- Entries
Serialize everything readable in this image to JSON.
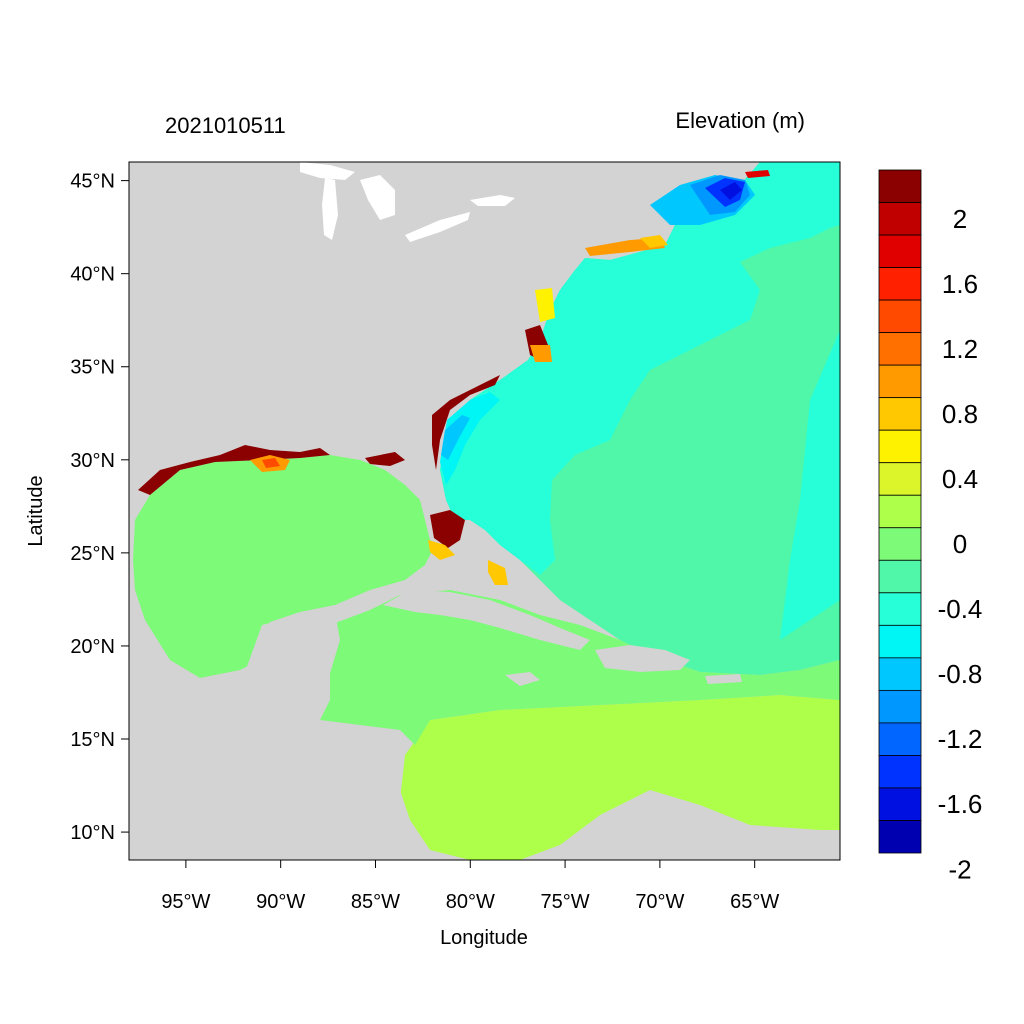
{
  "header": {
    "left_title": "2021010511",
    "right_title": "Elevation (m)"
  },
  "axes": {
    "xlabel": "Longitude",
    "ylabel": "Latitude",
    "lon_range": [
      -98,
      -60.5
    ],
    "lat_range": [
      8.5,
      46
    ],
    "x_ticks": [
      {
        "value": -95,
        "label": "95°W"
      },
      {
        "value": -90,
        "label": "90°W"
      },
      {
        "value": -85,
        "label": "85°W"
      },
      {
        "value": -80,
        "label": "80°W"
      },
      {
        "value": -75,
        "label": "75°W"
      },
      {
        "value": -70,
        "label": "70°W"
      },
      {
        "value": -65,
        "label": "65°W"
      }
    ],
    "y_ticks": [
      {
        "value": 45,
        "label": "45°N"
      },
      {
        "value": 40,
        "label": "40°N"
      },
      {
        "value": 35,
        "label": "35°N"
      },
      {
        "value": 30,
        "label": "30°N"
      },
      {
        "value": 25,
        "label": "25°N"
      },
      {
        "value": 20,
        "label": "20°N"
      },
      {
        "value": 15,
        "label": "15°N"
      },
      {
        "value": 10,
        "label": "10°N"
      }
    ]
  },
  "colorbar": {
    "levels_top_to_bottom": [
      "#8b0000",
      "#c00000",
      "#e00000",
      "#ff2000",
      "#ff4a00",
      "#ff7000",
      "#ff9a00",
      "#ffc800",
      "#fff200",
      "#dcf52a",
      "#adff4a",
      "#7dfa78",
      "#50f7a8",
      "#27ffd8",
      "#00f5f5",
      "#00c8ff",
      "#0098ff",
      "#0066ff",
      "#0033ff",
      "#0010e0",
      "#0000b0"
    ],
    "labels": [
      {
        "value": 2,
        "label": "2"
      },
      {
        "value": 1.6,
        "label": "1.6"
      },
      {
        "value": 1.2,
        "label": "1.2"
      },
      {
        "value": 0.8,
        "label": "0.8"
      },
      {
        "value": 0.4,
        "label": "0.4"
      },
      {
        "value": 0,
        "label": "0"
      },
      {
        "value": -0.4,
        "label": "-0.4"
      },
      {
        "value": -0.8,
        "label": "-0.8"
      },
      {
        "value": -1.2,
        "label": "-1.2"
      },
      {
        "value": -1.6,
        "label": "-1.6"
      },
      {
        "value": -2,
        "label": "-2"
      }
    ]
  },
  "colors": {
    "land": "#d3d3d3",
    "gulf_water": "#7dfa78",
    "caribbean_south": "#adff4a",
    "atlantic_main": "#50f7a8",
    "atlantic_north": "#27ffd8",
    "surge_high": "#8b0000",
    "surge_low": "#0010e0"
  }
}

- What to produce
Leave out the pictures and give the rest of the records again exactly.

- Result
Serialize everything readable in this image to JSON.
{
  "header": {
    "left_title": "2021010511",
    "right_title": "Elevation (m)"
  },
  "axes": {
    "xlabel": "Longitude",
    "ylabel": "Latitude",
    "lon_range": [
      -98,
      -60.5
    ],
    "lat_range": [
      8.5,
      46
    ],
    "x_ticks": [
      {
        "value": -95,
        "label": "95°W"
      },
      {
        "value": -90,
        "label": "90°W"
      },
      {
        "value": -85,
        "label": "85°W"
      },
      {
        "value": -80,
        "label": "80°W"
      },
      {
        "value": -75,
        "label": "75°W"
      },
      {
        "value": -70,
        "label": "70°W"
      },
      {
        "value": -65,
        "label": "65°W"
      }
    ],
    "y_ticks": [
      {
        "value": 45,
        "label": "45°N"
      },
      {
        "value": 40,
        "label": "40°N"
      },
      {
        "value": 35,
        "label": "35°N"
      },
      {
        "value": 30,
        "label": "30°N"
      },
      {
        "value": 25,
        "label": "25°N"
      },
      {
        "value": 20,
        "label": "20°N"
      },
      {
        "value": 15,
        "label": "15°N"
      },
      {
        "value": 10,
        "label": "10°N"
      }
    ]
  },
  "colorbar": {
    "levels_top_to_bottom": [
      "#8b0000",
      "#c00000",
      "#e00000",
      "#ff2000",
      "#ff4a00",
      "#ff7000",
      "#ff9a00",
      "#ffc800",
      "#fff200",
      "#dcf52a",
      "#adff4a",
      "#7dfa78",
      "#50f7a8",
      "#27ffd8",
      "#00f5f5",
      "#00c8ff",
      "#0098ff",
      "#0066ff",
      "#0033ff",
      "#0010e0",
      "#0000b0"
    ],
    "labels": [
      {
        "value": 2,
        "label": "2"
      },
      {
        "value": 1.6,
        "label": "1.6"
      },
      {
        "value": 1.2,
        "label": "1.2"
      },
      {
        "value": 0.8,
        "label": "0.8"
      },
      {
        "value": 0.4,
        "label": "0.4"
      },
      {
        "value": 0,
        "label": "0"
      },
      {
        "value": -0.4,
        "label": "-0.4"
      },
      {
        "value": -0.8,
        "label": "-0.8"
      },
      {
        "value": -1.2,
        "label": "-1.2"
      },
      {
        "value": -1.6,
        "label": "-1.6"
      },
      {
        "value": -2,
        "label": "-2"
      }
    ]
  },
  "colors": {
    "land": "#d3d3d3",
    "gulf_water": "#7dfa78",
    "caribbean_south": "#adff4a",
    "atlantic_main": "#50f7a8",
    "atlantic_north": "#27ffd8",
    "surge_high": "#8b0000",
    "surge_low": "#0010e0"
  }
}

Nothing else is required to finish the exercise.